§ The request
Quote the records word for word, from the line containing "369, 718, 413]" through the line containing "271, 122, 284]", including both of those lines.

§ Dataset excerpts
------------------------------------------------
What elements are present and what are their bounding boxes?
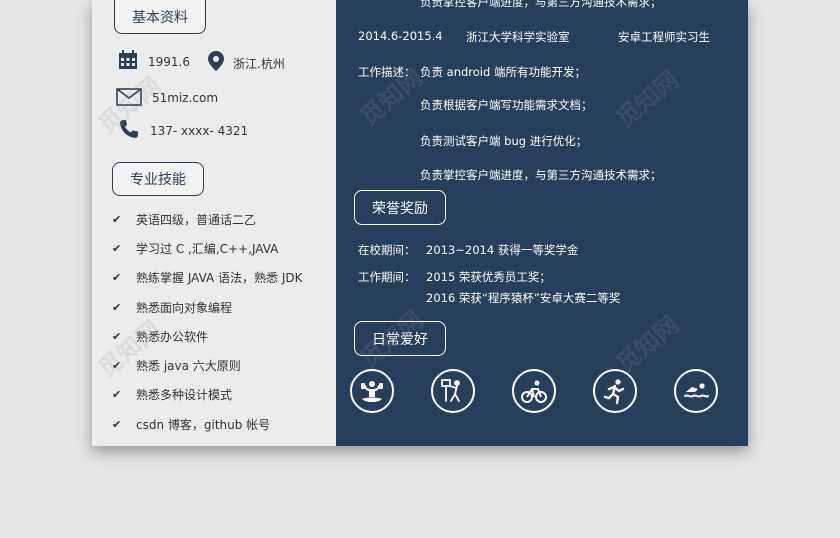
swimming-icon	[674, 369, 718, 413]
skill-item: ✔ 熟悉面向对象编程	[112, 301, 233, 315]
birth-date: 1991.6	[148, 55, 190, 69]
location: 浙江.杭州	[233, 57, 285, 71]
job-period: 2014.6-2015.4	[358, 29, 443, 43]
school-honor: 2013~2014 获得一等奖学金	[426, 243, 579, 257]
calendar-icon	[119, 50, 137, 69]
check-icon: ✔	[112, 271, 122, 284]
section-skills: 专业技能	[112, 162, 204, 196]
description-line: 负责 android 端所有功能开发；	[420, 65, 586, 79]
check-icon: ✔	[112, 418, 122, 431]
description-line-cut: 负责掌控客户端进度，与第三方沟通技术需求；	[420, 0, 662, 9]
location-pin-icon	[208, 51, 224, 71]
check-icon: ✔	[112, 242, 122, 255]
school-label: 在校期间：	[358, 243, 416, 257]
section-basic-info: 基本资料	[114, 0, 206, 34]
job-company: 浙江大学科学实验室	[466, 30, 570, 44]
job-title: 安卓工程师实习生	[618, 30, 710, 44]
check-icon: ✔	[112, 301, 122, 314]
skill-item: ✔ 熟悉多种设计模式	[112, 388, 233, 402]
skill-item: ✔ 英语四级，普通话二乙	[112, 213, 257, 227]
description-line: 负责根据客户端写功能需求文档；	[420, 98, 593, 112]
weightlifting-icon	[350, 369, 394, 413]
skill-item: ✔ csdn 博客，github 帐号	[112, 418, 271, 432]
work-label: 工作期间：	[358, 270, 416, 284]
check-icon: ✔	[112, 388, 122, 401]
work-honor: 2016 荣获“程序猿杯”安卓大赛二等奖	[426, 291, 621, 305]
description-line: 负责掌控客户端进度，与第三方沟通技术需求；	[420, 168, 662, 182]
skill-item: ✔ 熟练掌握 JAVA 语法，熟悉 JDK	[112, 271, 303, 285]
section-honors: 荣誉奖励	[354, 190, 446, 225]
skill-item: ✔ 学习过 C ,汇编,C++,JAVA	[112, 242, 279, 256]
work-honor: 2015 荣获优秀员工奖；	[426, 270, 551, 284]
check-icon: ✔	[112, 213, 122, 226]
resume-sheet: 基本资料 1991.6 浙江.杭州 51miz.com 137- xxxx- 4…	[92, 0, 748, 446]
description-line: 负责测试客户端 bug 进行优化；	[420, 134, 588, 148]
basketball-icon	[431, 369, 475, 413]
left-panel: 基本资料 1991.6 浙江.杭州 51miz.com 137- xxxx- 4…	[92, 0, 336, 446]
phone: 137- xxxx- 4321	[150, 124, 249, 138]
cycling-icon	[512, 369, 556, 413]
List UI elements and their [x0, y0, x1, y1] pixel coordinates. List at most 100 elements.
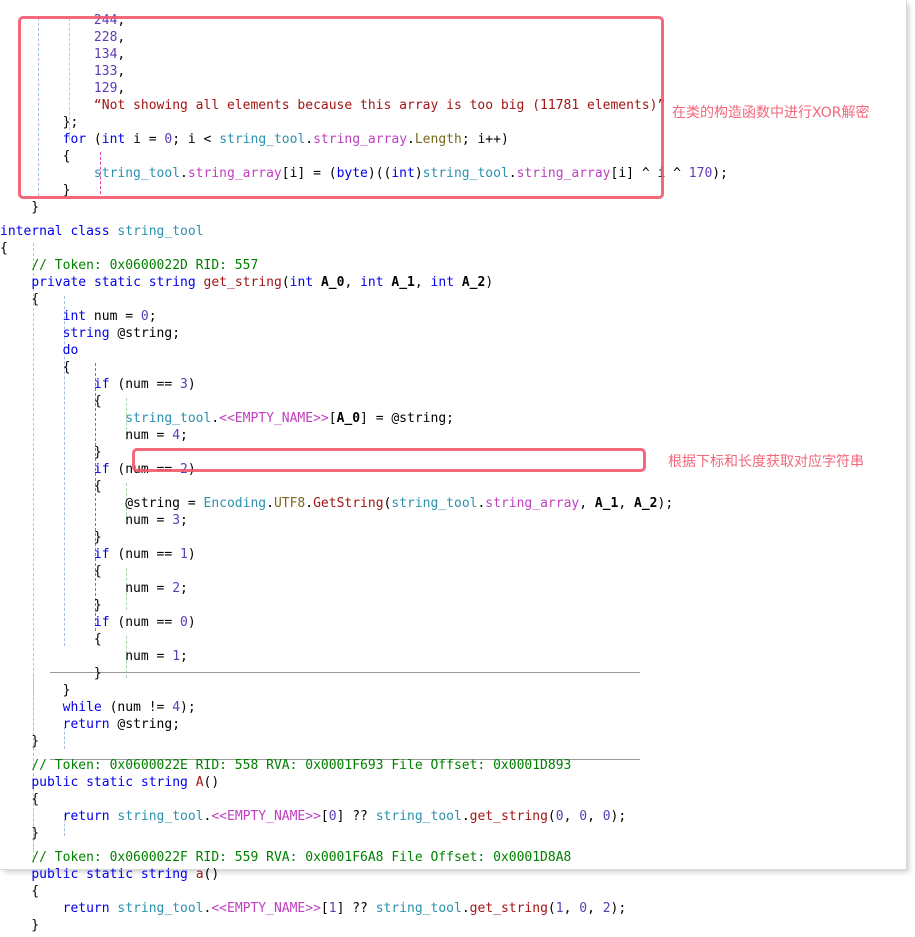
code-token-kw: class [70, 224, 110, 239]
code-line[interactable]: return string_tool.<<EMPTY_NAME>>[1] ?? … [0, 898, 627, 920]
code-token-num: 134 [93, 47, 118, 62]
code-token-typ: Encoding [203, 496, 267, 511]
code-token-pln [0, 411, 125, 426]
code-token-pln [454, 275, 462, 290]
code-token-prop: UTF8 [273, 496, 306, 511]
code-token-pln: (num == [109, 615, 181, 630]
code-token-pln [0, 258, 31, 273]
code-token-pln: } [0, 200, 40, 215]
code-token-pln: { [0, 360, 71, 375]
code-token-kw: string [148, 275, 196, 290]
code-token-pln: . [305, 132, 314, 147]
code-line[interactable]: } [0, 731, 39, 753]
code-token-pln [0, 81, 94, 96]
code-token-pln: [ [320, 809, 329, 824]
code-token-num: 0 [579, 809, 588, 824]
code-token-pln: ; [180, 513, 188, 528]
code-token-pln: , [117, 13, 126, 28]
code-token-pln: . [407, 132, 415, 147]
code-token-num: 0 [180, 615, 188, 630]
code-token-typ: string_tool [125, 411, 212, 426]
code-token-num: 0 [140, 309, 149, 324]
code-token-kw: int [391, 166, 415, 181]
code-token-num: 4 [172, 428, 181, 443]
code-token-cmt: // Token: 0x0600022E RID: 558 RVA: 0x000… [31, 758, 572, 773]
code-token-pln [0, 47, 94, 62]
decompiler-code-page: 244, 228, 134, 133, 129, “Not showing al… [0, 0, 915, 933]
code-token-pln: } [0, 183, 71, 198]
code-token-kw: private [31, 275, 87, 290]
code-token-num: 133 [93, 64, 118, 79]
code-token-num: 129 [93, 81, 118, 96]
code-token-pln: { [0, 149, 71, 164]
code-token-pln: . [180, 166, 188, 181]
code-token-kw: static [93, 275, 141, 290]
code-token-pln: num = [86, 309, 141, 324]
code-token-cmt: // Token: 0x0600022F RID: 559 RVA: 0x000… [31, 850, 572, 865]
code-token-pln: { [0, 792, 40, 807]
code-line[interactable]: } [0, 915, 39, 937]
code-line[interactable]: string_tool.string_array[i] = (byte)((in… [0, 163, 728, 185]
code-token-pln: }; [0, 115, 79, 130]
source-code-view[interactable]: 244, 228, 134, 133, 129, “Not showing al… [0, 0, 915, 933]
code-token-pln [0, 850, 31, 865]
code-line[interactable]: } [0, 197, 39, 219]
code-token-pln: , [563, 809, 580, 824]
------------------------------------------------
§ Solution to this problem
swimming-icon	[674, 369, 718, 413]
skill-item: ✔ 熟悉面向对象编程	[112, 301, 233, 315]
birth-date: 1991.6	[148, 55, 190, 69]
location: 浙江.杭州	[233, 57, 285, 71]
job-period: 2014.6-2015.4	[358, 29, 443, 43]
school-honor: 2013~2014 获得一等奖学金	[426, 243, 579, 257]
calendar-icon	[119, 50, 137, 69]
check-icon: ✔	[112, 271, 122, 284]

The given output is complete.